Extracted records
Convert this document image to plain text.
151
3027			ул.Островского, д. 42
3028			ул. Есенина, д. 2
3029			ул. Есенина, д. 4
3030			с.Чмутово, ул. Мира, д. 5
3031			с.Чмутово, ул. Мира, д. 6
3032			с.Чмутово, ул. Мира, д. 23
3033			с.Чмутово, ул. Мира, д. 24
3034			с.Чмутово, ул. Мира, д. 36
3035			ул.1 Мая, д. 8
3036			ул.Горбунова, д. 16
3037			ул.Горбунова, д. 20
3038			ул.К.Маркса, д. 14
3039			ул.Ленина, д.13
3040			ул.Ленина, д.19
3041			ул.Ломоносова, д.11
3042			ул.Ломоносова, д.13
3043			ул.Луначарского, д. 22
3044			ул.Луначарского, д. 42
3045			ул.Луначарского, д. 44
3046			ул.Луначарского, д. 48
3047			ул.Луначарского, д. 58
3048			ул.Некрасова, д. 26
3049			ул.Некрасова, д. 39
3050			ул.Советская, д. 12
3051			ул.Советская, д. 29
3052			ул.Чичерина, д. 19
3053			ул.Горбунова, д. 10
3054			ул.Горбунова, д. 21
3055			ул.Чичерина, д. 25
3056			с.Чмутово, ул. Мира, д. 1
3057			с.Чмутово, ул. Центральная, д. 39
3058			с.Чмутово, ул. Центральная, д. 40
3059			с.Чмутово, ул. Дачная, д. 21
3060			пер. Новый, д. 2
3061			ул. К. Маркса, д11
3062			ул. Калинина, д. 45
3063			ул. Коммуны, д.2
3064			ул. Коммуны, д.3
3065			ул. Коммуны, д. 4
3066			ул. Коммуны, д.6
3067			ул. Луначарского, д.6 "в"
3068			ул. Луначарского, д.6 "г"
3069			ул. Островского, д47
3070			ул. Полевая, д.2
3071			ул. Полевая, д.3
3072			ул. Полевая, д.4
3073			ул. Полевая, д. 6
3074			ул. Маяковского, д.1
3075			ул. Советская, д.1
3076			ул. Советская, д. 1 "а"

• STATED GOAL:
Reproduce the complete data exactly as presented above.

• FINAL RESULT:
Convert this document image to plain text.
151
3027			ул.Островского, д. 42
3028			ул. Есенина, д. 2
3029			ул. Есенина, д. 4
3030			с.Чмутово, ул. Мира, д. 5
3031			с.Чмутово, ул. Мира, д. 6
3032			с.Чмутово, ул. Мира, д. 23
3033			с.Чмутово, ул. Мира, д. 24
3034			с.Чмутово, ул. Мира, д. 36
3035			ул.1 Мая, д. 8
3036			ул.Горбунова, д. 16
3037			ул.Горбунова, д. 20
3038			ул.К.Маркса, д. 14
3039			ул.Ленина, д.13
3040			ул.Ленина, д.19
3041			ул.Ломоносова, д.11
3042			ул.Ломоносова, д.13
3043			ул.Луначарского, д. 22
3044			ул.Луначарского, д. 42
3045			ул.Луначарского, д. 44
3046			ул.Луначарского, д. 48
3047			ул.Луначарского, д. 58
3048			ул.Некрасова, д. 26
3049			ул.Некрасова, д. 39
3050			ул.Советская, д. 12
3051			ул.Советская, д. 29
3052			ул.Чичерина, д. 19
3053			ул.Горбунова, д. 10
3054			ул.Горбунова, д. 21
3055			ул.Чичерина, д. 25
3056			с.Чмутово, ул. Мира, д. 1
3057			с.Чмутово, ул. Центральная, д. 39
3058			с.Чмутово, ул. Центральная, д. 40
3059			с.Чмутово, ул. Дачная, д. 21
3060			пер. Новый, д. 2
3061			ул. К. Маркса, д11
3062			ул. Калинина, д. 45
3063			ул. Коммуны, д.2
3064			ул. Коммуны, д.3
3065			ул. Коммуны, д. 4
3066			ул. Коммуны, д.6
3067			ул. Луначарского, д.6 "в"
3068			ул. Луначарского, д.6 "г"
3069			ул. Островского, д47
3070			ул. Полевая, д.2
3071			ул. Полевая, д.3
3072			ул. Полевая, д.4
3073			ул. Полевая, д. 6
3074			ул. Маяковского, д.1
3075			ул. Советская, д.1
3076			ул. Советская, д. 1 "а"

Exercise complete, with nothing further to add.